(MATERIALS PROVIDED)
**********

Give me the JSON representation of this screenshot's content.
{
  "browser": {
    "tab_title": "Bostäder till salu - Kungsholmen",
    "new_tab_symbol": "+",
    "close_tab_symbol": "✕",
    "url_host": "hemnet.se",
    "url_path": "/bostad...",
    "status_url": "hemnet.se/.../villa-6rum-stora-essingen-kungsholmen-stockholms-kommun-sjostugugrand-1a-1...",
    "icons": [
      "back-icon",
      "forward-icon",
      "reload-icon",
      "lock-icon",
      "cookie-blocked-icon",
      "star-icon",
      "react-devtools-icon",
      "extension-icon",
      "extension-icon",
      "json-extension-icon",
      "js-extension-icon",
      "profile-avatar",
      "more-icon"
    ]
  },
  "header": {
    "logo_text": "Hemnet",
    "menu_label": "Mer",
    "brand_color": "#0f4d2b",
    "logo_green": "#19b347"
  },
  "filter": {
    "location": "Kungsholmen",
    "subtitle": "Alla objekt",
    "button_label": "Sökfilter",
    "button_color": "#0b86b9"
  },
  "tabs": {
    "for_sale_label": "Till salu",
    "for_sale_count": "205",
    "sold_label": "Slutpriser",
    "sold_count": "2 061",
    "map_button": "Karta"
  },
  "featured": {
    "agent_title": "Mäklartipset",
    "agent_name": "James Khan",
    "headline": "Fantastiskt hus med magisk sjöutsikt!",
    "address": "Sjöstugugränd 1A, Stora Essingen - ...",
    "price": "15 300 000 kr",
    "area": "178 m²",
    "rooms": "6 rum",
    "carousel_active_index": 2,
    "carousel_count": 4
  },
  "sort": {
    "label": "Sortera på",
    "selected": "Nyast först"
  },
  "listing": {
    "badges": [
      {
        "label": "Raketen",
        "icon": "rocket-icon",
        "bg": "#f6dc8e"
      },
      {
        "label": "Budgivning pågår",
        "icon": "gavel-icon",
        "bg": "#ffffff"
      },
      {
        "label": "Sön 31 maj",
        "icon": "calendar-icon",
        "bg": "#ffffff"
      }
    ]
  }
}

**********

(WHAT NEEDS TO BE DONE) Extract each line of the listing above, copying it word for word.

(FINAL ANSWER)
Give me the JSON representation of this screenshot's content.
{
  "browser": {
    "tab_title": "Bostäder till salu - Kungsholmen",
    "new_tab_symbol": "+",
    "close_tab_symbol": "✕",
    "url_host": "hemnet.se",
    "url_path": "/bostad...",
    "status_url": "hemnet.se/.../villa-6rum-stora-essingen-kungsholmen-stockholms-kommun-sjostugugrand-1a-1...",
    "icons": [
      "back-icon",
      "forward-icon",
      "reload-icon",
      "lock-icon",
      "cookie-blocked-icon",
      "star-icon",
      "react-devtools-icon",
      "extension-icon",
      "extension-icon",
      "json-extension-icon",
      "js-extension-icon",
      "profile-avatar",
      "more-icon"
    ]
  },
  "header": {
    "logo_text": "Hemnet",
    "menu_label": "Mer",
    "brand_color": "#0f4d2b",
    "logo_green": "#19b347"
  },
  "filter": {
    "location": "Kungsholmen",
    "subtitle": "Alla objekt",
    "button_label": "Sökfilter",
    "button_color": "#0b86b9"
  },
  "tabs": {
    "for_sale_label": "Till salu",
    "for_sale_count": "205",
    "sold_label": "Slutpriser",
    "sold_count": "2 061",
    "map_button": "Karta"
  },
  "featured": {
    "agent_title": "Mäklartipset",
    "agent_name": "James Khan",
    "headline": "Fantastiskt hus med magisk sjöutsikt!",
    "address": "Sjöstugugränd 1A, Stora Essingen - ...",
    "price": "15 300 000 kr",
    "area": "178 m²",
    "rooms": "6 rum",
    "carousel_active_index": 2,
    "carousel_count": 4
  },
  "sort": {
    "label": "Sortera på",
    "selected": "Nyast först"
  },
  "listing": {
    "badges": [
      {
        "label": "Raketen",
        "icon": "rocket-icon",
        "bg": "#f6dc8e"
      },
      {
        "label": "Budgivning pågår",
        "icon": "gavel-icon",
        "bg": "#ffffff"
      },
      {
        "label": "Sön 31 maj",
        "icon": "calendar-icon",
        "bg": "#ffffff"
      }
    ]
  }
}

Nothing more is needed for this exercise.